Exercise description: Your task is to print all of the data word for word.

(Data items)
============================================================

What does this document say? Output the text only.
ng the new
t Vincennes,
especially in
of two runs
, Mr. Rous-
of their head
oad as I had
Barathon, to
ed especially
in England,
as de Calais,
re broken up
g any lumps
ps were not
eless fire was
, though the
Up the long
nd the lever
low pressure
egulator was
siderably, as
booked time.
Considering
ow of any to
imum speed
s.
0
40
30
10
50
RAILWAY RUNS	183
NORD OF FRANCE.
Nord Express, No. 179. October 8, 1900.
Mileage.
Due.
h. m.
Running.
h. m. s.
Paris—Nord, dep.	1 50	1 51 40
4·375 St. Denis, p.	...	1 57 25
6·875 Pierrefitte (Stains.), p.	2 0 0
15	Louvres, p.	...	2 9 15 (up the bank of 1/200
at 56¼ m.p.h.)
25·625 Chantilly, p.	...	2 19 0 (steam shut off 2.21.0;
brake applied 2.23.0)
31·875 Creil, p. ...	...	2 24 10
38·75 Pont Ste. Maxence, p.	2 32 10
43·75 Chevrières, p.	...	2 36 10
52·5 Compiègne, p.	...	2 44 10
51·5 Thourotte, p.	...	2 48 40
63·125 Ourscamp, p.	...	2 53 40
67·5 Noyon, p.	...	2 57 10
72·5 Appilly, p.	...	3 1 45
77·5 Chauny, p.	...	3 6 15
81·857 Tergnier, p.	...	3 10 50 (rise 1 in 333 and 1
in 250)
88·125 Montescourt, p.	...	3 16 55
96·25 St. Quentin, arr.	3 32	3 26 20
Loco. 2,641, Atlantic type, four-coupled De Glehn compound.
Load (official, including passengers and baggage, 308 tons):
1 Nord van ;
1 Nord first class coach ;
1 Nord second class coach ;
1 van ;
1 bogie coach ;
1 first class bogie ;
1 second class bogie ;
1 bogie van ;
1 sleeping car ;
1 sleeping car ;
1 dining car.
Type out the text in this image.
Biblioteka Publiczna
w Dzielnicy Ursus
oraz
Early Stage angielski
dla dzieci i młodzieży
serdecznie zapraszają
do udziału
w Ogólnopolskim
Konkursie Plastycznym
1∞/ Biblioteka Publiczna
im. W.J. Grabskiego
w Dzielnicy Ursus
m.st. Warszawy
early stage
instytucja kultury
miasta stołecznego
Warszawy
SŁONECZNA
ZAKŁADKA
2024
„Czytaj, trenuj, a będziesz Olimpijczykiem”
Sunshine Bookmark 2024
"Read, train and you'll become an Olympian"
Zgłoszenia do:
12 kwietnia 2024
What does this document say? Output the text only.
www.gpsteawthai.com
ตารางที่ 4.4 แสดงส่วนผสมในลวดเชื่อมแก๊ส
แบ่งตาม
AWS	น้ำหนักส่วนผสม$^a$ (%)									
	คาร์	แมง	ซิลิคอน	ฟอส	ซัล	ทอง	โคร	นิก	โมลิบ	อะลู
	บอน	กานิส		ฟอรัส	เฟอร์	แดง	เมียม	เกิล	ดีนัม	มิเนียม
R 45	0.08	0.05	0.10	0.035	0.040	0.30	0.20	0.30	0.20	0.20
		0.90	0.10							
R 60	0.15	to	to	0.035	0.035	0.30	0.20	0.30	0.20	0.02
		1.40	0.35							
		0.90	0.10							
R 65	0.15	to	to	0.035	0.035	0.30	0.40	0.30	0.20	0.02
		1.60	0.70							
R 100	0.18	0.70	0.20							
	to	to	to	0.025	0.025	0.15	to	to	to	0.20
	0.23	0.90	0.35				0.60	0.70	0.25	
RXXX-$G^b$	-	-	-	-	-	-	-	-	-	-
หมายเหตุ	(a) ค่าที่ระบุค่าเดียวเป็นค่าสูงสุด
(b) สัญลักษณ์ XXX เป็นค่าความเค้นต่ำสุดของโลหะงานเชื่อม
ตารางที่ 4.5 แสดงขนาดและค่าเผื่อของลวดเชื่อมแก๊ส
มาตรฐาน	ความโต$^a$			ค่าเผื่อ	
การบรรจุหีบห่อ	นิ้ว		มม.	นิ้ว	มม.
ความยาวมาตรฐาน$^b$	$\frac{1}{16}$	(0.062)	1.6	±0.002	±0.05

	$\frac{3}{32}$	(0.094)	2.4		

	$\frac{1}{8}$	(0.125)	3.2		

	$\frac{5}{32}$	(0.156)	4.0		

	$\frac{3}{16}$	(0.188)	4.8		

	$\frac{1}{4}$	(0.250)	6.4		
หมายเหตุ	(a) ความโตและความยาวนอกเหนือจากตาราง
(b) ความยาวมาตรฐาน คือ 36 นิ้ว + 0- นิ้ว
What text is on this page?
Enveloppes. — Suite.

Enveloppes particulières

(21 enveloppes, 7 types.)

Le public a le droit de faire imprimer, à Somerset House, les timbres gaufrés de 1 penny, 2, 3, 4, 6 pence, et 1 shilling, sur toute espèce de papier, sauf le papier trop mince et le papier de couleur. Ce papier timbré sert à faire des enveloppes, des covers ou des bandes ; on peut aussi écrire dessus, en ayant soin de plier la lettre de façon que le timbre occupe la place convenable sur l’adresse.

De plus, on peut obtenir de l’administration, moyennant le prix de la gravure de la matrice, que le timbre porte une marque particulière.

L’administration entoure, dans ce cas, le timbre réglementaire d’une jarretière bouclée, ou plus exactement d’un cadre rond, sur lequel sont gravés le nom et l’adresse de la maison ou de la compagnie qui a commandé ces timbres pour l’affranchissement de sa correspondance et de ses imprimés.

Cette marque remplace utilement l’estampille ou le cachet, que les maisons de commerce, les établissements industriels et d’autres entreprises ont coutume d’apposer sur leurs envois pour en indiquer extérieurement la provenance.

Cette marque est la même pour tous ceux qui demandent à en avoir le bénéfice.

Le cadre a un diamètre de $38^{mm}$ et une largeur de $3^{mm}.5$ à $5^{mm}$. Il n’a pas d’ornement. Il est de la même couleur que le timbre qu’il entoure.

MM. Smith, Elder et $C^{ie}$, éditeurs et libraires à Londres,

============================================================

Response to this task:
What does this document say? Output the text only.
ng the new
t Vincennes,
especially in
of two runs
, Mr. Rous-
of their head
oad as I had
Barathon, to
ed especially
in England,
as de Calais,
re broken up
g any lumps
ps were not
eless fire was
, though the
Up the long
nd the lever
low pressure
egulator was
siderably, as
booked time.
Considering
ow of any to
imum speed
s.
0
40
30
10
50
RAILWAY RUNS	183
NORD OF FRANCE.
Nord Express, No. 179. October 8, 1900.
Mileage.
Due.
h. m.
Running.
h. m. s.
Paris—Nord, dep.	1 50	1 51 40
4·375 St. Denis, p.	...	1 57 25
6·875 Pierrefitte (Stains.), p.	2 0 0
15	Louvres, p.	...	2 9 15 (up the bank of 1/200
at 56¼ m.p.h.)
25·625 Chantilly, p.	...	2 19 0 (steam shut off 2.21.0;
brake applied 2.23.0)
31·875 Creil, p. ...	...	2 24 10
38·75 Pont Ste. Maxence, p.	2 32 10
43·75 Chevrières, p.	...	2 36 10
52·5 Compiègne, p.	...	2 44 10
51·5 Thourotte, p.	...	2 48 40
63·125 Ourscamp, p.	...	2 53 40
67·5 Noyon, p.	...	2 57 10
72·5 Appilly, p.	...	3 1 45
77·5 Chauny, p.	...	3 6 15
81·857 Tergnier, p.	...	3 10 50 (rise 1 in 333 and 1
in 250)
88·125 Montescourt, p.	...	3 16 55
96·25 St. Quentin, arr.	3 32	3 26 20
Loco. 2,641, Atlantic type, four-coupled De Glehn compound.
Load (official, including passengers and baggage, 308 tons):
1 Nord van ;
1 Nord first class coach ;
1 Nord second class coach ;
1 van ;
1 bogie coach ;
1 first class bogie ;
1 second class bogie ;
1 bogie van ;
1 sleeping car ;
1 sleeping car ;
1 dining car.
Type out the text in this image.
Biblioteka Publiczna
w Dzielnicy Ursus
oraz
Early Stage angielski
dla dzieci i młodzieży
serdecznie zapraszają
do udziału
w Ogólnopolskim
Konkursie Plastycznym
1∞/ Biblioteka Publiczna
im. W.J. Grabskiego
w Dzielnicy Ursus
m.st. Warszawy
early stage
instytucja kultury
miasta stołecznego
Warszawy
SŁONECZNA
ZAKŁADKA
2024
„Czytaj, trenuj, a będziesz Olimpijczykiem”
Sunshine Bookmark 2024
"Read, train and you'll become an Olympian"
Zgłoszenia do:
12 kwietnia 2024
What does this document say? Output the text only.
www.gpsteawthai.com
ตารางที่ 4.4 แสดงส่วนผสมในลวดเชื่อมแก๊ส
แบ่งตาม
AWS	น้ำหนักส่วนผสม$^a$ (%)									
	คาร์	แมง	ซิลิคอน	ฟอส	ซัล	ทอง	โคร	นิก	โมลิบ	อะลู
	บอน	กานิส		ฟอรัส	เฟอร์	แดง	เมียม	เกิล	ดีนัม	มิเนียม
R 45	0.08	0.05	0.10	0.035	0.040	0.30	0.20	0.30	0.20	0.20
		0.90	0.10							
R 60	0.15	to	to	0.035	0.035	0.30	0.20	0.30	0.20	0.02
		1.40	0.35							
		0.90	0.10							
R 65	0.15	to	to	0.035	0.035	0.30	0.40	0.30	0.20	0.02
		1.60	0.70							
R 100	0.18	0.70	0.20							
	to	to	to	0.025	0.025	0.15	to	to	to	0.20
	0.23	0.90	0.35				0.60	0.70	0.25	
RXXX-$G^b$	-	-	-	-	-	-	-	-	-	-
หมายเหตุ	(a) ค่าที่ระบุค่าเดียวเป็นค่าสูงสุด
(b) สัญลักษณ์ XXX เป็นค่าความเค้นต่ำสุดของโลหะงานเชื่อม
ตารางที่ 4.5 แสดงขนาดและค่าเผื่อของลวดเชื่อมแก๊ส
มาตรฐาน	ความโต$^a$			ค่าเผื่อ	
การบรรจุหีบห่อ	นิ้ว		มม.	นิ้ว	มม.
ความยาวมาตรฐาน$^b$	$\frac{1}{16}$	(0.062)	1.6	±0.002	±0.05

	$\frac{3}{32}$	(0.094)	2.4		

	$\frac{1}{8}$	(0.125)	3.2		

	$\frac{5}{32}$	(0.156)	4.0		

	$\frac{3}{16}$	(0.188)	4.8		

	$\frac{1}{4}$	(0.250)	6.4		
หมายเหตุ	(a) ความโตและความยาวนอกเหนือจากตาราง
(b) ความยาวมาตรฐาน คือ 36 นิ้ว + 0- นิ้ว
What text is on this page?
Enveloppes. — Suite.

Enveloppes particulières

(21 enveloppes, 7 types.)

Le public a le droit de faire imprimer, à Somerset House, les timbres gaufrés de 1 penny, 2, 3, 4, 6 pence, et 1 shilling, sur toute espèce de papier, sauf le papier trop mince et le papier de couleur. Ce papier timbré sert à faire des enveloppes, des covers ou des bandes ; on peut aussi écrire dessus, en ayant soin de plier la lettre de façon que le timbre occupe la place convenable sur l’adresse.

De plus, on peut obtenir de l’administration, moyennant le prix de la gravure de la matrice, que le timbre porte une marque particulière.

L’administration entoure, dans ce cas, le timbre réglementaire d’une jarretière bouclée, ou plus exactement d’un cadre rond, sur lequel sont gravés le nom et l’adresse de la maison ou de la compagnie qui a commandé ces timbres pour l’affranchissement de sa correspondance et de ses imprimés.

Cette marque remplace utilement l’estampille ou le cachet, que les maisons de commerce, les établissements industriels et d’autres entreprises ont coutume d’apposer sur leurs envois pour en indiquer extérieurement la provenance.

Cette marque est la même pour tous ceux qui demandent à en avoir le bénéfice.

Le cadre a un diamètre de $38^{mm}$ et une largeur de $3^{mm}.5$ à $5^{mm}$. Il n’a pas d’ornement. Il est de la même couleur que le timbre qu’il entoure.

MM. Smith, Elder et $C^{ie}$, éditeurs et libraires à Londres,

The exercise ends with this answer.